--- START OF ITEMS ---

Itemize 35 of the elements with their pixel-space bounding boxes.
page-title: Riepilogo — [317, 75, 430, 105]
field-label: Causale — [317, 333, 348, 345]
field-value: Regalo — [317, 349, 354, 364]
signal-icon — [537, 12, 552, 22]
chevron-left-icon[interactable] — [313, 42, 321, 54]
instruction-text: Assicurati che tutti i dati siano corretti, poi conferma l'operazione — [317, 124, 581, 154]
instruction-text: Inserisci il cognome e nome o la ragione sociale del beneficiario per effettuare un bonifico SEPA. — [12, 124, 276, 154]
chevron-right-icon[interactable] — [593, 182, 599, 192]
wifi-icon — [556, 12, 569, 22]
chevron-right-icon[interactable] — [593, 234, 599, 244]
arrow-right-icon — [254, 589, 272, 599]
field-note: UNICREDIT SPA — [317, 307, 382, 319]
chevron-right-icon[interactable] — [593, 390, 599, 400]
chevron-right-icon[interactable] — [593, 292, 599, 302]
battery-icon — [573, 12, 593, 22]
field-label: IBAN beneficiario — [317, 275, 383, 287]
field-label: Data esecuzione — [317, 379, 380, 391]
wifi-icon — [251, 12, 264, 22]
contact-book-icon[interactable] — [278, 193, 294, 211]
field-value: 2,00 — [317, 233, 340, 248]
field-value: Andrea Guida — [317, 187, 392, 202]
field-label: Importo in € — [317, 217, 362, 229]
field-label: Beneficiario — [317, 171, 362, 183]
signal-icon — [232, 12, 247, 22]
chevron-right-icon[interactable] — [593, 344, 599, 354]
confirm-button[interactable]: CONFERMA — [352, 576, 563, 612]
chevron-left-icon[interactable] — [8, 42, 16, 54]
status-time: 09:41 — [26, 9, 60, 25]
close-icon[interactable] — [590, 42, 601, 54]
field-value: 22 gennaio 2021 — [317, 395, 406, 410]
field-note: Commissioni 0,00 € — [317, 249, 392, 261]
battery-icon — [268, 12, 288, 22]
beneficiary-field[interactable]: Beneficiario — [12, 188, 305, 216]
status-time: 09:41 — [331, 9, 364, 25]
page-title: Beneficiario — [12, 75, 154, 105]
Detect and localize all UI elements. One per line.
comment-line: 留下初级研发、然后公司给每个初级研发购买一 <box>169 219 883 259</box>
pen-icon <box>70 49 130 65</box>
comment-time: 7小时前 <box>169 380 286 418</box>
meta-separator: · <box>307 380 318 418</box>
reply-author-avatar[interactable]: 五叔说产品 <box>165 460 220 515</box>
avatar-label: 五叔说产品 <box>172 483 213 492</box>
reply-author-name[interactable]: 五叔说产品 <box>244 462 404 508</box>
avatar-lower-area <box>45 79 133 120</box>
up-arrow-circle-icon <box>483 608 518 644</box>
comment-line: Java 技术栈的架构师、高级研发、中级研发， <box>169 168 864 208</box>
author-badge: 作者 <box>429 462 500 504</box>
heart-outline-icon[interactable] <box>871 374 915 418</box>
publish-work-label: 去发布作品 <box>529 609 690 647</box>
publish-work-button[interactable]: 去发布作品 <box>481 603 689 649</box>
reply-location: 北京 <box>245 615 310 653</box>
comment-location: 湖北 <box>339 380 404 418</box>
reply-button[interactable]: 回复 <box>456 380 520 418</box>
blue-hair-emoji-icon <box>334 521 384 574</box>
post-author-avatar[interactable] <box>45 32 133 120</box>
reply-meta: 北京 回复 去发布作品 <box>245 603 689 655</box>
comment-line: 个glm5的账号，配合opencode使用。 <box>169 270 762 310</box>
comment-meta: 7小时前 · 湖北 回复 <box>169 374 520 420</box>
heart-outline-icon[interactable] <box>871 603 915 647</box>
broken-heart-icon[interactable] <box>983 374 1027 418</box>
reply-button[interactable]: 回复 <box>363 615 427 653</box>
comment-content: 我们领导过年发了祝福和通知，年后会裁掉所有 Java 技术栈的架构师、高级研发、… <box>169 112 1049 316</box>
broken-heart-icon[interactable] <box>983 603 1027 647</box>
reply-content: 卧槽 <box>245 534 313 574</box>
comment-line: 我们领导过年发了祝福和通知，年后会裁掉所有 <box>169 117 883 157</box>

--- END OF ITEMS ---

◆ PROBLEM TO WORK ON: Reproduce verbatim the part of the records above that runs from their very first line through the line containing "status-time: 09:41 — [26, 9, 60, 25]", both ends included.

◆ RESPONSE FOR THIS EXERCISE:
Itemize 35 of the elements with their pixel-space bounding boxes.
page-title: Riepilogo — [317, 75, 430, 105]
field-label: Causale — [317, 333, 348, 345]
field-value: Regalo — [317, 349, 354, 364]
signal-icon — [537, 12, 552, 22]
chevron-left-icon[interactable] — [313, 42, 321, 54]
instruction-text: Assicurati che tutti i dati siano corretti, poi conferma l'operazione — [317, 124, 581, 154]
instruction-text: Inserisci il cognome e nome o la ragione sociale del beneficiario per effettuare un bonifico SEPA. — [12, 124, 276, 154]
chevron-right-icon[interactable] — [593, 182, 599, 192]
wifi-icon — [556, 12, 569, 22]
chevron-right-icon[interactable] — [593, 234, 599, 244]
arrow-right-icon — [254, 589, 272, 599]
field-note: UNICREDIT SPA — [317, 307, 382, 319]
chevron-right-icon[interactable] — [593, 390, 599, 400]
chevron-right-icon[interactable] — [593, 292, 599, 302]
battery-icon — [573, 12, 593, 22]
field-label: IBAN beneficiario — [317, 275, 383, 287]
field-label: Data esecuzione — [317, 379, 380, 391]
wifi-icon — [251, 12, 264, 22]
contact-book-icon[interactable] — [278, 193, 294, 211]
field-value: 2,00 — [317, 233, 340, 248]
field-value: Andrea Guida — [317, 187, 392, 202]
field-label: Importo in € — [317, 217, 362, 229]
field-label: Beneficiario — [317, 171, 362, 183]
signal-icon — [232, 12, 247, 22]
chevron-right-icon[interactable] — [593, 344, 599, 354]
confirm-button[interactable]: CONFERMA — [352, 576, 563, 612]
chevron-left-icon[interactable] — [8, 42, 16, 54]
status-time: 09:41 — [26, 9, 60, 25]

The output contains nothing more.